Directions:
Copy each of the rows below verbatim, leaving every line unchanged.

Exercise materials:

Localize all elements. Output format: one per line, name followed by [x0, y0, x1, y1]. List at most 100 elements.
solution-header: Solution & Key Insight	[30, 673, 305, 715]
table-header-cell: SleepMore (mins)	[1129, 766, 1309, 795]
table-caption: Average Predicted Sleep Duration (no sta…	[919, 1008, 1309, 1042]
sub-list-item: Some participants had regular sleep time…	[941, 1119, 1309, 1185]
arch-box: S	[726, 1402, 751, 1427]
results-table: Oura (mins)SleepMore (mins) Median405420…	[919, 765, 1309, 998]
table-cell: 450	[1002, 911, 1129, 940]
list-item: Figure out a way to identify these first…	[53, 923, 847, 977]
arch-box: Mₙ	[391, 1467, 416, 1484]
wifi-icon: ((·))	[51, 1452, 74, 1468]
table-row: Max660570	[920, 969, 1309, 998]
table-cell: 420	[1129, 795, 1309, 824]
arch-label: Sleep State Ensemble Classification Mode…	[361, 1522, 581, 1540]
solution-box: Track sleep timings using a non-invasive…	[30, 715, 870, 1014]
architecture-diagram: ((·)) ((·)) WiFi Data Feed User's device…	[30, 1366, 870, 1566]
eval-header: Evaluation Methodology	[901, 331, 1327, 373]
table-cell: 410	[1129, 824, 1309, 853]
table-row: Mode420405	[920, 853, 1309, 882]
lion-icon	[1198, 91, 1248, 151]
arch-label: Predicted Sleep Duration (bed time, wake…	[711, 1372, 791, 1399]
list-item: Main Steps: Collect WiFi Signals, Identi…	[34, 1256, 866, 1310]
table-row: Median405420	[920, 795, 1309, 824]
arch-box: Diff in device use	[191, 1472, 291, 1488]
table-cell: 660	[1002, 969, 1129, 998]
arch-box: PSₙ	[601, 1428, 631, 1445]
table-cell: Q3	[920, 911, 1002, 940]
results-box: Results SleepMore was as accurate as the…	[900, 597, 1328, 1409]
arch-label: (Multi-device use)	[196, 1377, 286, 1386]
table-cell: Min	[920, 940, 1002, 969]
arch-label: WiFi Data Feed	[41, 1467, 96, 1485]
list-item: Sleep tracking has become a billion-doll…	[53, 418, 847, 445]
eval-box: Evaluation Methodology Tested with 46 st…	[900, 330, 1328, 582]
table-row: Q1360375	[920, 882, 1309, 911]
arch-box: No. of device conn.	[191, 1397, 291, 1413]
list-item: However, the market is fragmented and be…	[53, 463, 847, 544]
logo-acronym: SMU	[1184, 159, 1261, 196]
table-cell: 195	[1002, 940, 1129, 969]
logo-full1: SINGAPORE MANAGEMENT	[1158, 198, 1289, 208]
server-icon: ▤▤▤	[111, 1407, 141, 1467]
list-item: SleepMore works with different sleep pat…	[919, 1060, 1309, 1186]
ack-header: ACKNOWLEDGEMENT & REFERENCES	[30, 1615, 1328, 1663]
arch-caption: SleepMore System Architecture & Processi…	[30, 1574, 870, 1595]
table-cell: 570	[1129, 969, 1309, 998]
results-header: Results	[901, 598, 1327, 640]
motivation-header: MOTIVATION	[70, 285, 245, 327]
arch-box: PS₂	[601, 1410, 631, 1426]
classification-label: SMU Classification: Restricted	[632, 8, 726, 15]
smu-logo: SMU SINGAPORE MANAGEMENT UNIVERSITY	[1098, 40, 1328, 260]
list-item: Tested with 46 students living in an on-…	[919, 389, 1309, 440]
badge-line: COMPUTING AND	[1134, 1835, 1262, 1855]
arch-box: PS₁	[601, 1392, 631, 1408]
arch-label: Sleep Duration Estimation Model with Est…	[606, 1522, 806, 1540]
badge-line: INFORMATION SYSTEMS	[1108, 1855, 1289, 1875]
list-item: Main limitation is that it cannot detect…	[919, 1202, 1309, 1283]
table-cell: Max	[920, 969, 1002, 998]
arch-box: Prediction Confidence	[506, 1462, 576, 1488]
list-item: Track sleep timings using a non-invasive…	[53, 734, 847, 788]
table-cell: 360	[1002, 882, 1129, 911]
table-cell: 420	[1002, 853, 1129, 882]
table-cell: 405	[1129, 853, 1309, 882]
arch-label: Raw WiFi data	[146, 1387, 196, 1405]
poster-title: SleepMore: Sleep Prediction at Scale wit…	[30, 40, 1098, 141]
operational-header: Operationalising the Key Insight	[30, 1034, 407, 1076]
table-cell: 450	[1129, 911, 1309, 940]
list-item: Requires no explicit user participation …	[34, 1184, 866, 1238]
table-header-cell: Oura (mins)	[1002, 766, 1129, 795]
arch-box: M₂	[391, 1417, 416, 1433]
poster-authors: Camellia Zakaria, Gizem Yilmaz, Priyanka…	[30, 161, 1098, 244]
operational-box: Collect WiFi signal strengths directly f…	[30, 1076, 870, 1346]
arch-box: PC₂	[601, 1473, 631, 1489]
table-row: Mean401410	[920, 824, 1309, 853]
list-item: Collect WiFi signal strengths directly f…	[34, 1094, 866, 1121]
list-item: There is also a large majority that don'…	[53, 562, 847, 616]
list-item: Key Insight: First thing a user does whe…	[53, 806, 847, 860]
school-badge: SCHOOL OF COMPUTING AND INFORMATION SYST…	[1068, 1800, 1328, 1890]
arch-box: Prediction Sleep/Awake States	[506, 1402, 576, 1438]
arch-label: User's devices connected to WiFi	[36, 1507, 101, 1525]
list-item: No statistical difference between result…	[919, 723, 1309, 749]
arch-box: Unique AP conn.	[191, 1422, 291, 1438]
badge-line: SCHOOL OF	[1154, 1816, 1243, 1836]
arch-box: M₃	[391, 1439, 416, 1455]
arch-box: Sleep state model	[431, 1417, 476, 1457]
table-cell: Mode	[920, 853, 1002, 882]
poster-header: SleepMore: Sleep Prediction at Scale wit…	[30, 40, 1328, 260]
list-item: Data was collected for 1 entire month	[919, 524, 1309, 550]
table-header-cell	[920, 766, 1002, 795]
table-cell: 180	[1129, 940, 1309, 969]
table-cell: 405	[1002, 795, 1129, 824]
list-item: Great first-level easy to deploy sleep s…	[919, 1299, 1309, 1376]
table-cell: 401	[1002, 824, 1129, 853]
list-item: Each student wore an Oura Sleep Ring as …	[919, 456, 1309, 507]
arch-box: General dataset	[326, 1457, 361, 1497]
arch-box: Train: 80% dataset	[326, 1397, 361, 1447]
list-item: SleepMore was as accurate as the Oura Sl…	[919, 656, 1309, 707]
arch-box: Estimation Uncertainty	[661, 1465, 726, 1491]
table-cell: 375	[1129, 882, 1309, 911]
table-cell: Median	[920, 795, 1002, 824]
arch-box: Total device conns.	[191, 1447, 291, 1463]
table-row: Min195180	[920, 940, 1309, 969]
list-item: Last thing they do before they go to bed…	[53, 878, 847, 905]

Finished exercise:
Localize all elements. Output format: one per line, name followed by [x0, y0, x1, y1]. List at most 100 elements.
solution-header: Solution & Key Insight	[30, 673, 305, 715]
table-header-cell: SleepMore (mins)	[1129, 766, 1309, 795]
table-caption: Average Predicted Sleep Duration (no sta…	[919, 1008, 1309, 1042]
sub-list-item: Some participants had regular sleep time…	[941, 1119, 1309, 1185]
arch-box: S	[726, 1402, 751, 1427]
results-table: Oura (mins)SleepMore (mins) Median405420…	[919, 765, 1309, 998]
table-cell: 450	[1002, 911, 1129, 940]
list-item: Figure out a way to identify these first…	[53, 923, 847, 977]
arch-box: Mₙ	[391, 1467, 416, 1484]
wifi-icon: ((·))	[51, 1452, 74, 1468]
table-row: Max660570	[920, 969, 1309, 998]
table-cell: 420	[1129, 795, 1309, 824]
arch-label: Sleep State Ensemble Classification Mode…	[361, 1522, 581, 1540]
solution-box: Track sleep timings using a non-invasive…	[30, 715, 870, 1014]
architecture-diagram: ((·)) ((·)) WiFi Data Feed User's device…	[30, 1366, 870, 1566]
eval-header: Evaluation Methodology	[901, 331, 1327, 373]
table-cell: 410	[1129, 824, 1309, 853]
table-row: Mode420405	[920, 853, 1309, 882]
lion-icon	[1198, 91, 1248, 151]
arch-label: Predicted Sleep Duration (bed time, wake…	[711, 1372, 791, 1399]
list-item: Main Steps: Collect WiFi Signals, Identi…	[34, 1256, 866, 1310]
table-row: Median405420	[920, 795, 1309, 824]
arch-box: Diff in device use	[191, 1472, 291, 1488]
table-cell: 660	[1002, 969, 1129, 998]
arch-box: PSₙ	[601, 1428, 631, 1445]
table-cell: Q3	[920, 911, 1002, 940]
results-box: Results SleepMore was as accurate as the…	[900, 597, 1328, 1409]
arch-label: (Multi-device use)	[196, 1377, 286, 1386]
table-cell: Min	[920, 940, 1002, 969]
arch-label: WiFi Data Feed	[41, 1467, 96, 1485]
list-item: Sleep tracking has become a billion-doll…	[53, 418, 847, 445]
eval-box: Evaluation Methodology Tested with 46 st…	[900, 330, 1328, 582]
table-row: Q1360375	[920, 882, 1309, 911]
arch-box: No. of device conn.	[191, 1397, 291, 1413]
list-item: However, the market is fragmented and be…	[53, 463, 847, 544]
logo-acronym: SMU	[1184, 159, 1261, 196]
table-cell: 195	[1002, 940, 1129, 969]
logo-full1: SINGAPORE MANAGEMENT	[1158, 198, 1289, 208]
server-icon: ▤▤▤	[111, 1407, 141, 1467]
list-item: SleepMore works with different sleep pat…	[919, 1060, 1309, 1186]
ack-header: ACKNOWLEDGEMENT & REFERENCES	[30, 1615, 1328, 1663]
arch-caption: SleepMore System Architecture & Processi…	[30, 1574, 870, 1595]
table-cell: 570	[1129, 969, 1309, 998]
results-header: Results	[901, 598, 1327, 640]
motivation-header: MOTIVATION	[70, 285, 245, 327]
arch-box: PS₂	[601, 1410, 631, 1426]
classification-label: SMU Classification: Restricted	[632, 8, 726, 15]
smu-logo: SMU SINGAPORE MANAGEMENT UNIVERSITY	[1098, 40, 1328, 260]
list-item: Tested with 46 students living in an on-…	[919, 389, 1309, 440]
badge-line: COMPUTING AND	[1134, 1835, 1262, 1855]
arch-box: PS₁	[601, 1392, 631, 1408]
arch-label: Sleep Duration Estimation Model with Est…	[606, 1522, 806, 1540]
badge-line: INFORMATION SYSTEMS	[1108, 1855, 1289, 1875]
list-item: Main limitation is that it cannot detect…	[919, 1202, 1309, 1283]
table-cell: Max	[920, 969, 1002, 998]
arch-box: Prediction Confidence	[506, 1462, 576, 1488]
list-item: Track sleep timings using a non-invasive…	[53, 734, 847, 788]
table-cell: 360	[1002, 882, 1129, 911]
table-cell: 420	[1002, 853, 1129, 882]
table-cell: 405	[1129, 853, 1309, 882]
arch-label: Raw WiFi data	[146, 1387, 196, 1405]
poster-title: SleepMore: Sleep Prediction at Scale wit…	[30, 40, 1098, 141]
operational-header: Operationalising the Key Insight	[30, 1034, 407, 1076]
table-cell: 450	[1129, 911, 1309, 940]
list-item: Requires no explicit user participation …	[34, 1184, 866, 1238]
table-header-cell: Oura (mins)	[1002, 766, 1129, 795]
arch-box: M₂	[391, 1417, 416, 1433]
poster-authors: Camellia Zakaria, Gizem Yilmaz, Priyanka…	[30, 161, 1098, 244]
operational-box: Collect WiFi signal strengths directly f…	[30, 1076, 870, 1346]
arch-box: PC₂	[601, 1473, 631, 1489]
table-row: Mean401410	[920, 824, 1309, 853]
list-item: Collect WiFi signal strengths directly f…	[34, 1094, 866, 1121]
list-item: There is also a large majority that don'…	[53, 562, 847, 616]
list-item: Key Insight: First thing a user does whe…	[53, 806, 847, 860]
school-badge: SCHOOL OF COMPUTING AND INFORMATION SYST…	[1068, 1800, 1328, 1890]
arch-box: Prediction Sleep/Awake States	[506, 1402, 576, 1438]
arch-label: User's devices connected to WiFi	[36, 1507, 101, 1525]
list-item: No statistical difference between result…	[919, 723, 1309, 749]
arch-box: Unique AP conn.	[191, 1422, 291, 1438]
badge-line: SCHOOL OF	[1154, 1816, 1243, 1836]
arch-box: M₃	[391, 1439, 416, 1455]
arch-box: Sleep state model	[431, 1417, 476, 1457]
table-cell: Mode	[920, 853, 1002, 882]
poster-header: SleepMore: Sleep Prediction at Scale wit…	[30, 40, 1328, 260]
list-item: Data was collected for 1 entire month	[919, 524, 1309, 550]
table-header-cell	[920, 766, 1002, 795]
table-cell: 180	[1129, 940, 1309, 969]
table-cell: 405	[1002, 795, 1129, 824]
list-item: Great first-level easy to deploy sleep s…	[919, 1299, 1309, 1376]
table-cell: 401	[1002, 824, 1129, 853]
list-item: Each student wore an Oura Sleep Ring as …	[919, 456, 1309, 507]
arch-box: General dataset	[326, 1457, 361, 1497]
arch-box: Train: 80% dataset	[326, 1397, 361, 1447]
list-item: SleepMore was as accurate as the Oura Sl…	[919, 656, 1309, 707]
arch-box: Estimation Uncertainty	[661, 1465, 726, 1491]
table-cell: 375	[1129, 882, 1309, 911]
table-cell: Median	[920, 795, 1002, 824]
arch-box: Total device conns.	[191, 1447, 291, 1463]
table-row: Min195180	[920, 940, 1309, 969]
list-item: Last thing they do before they go to bed…	[53, 878, 847, 905]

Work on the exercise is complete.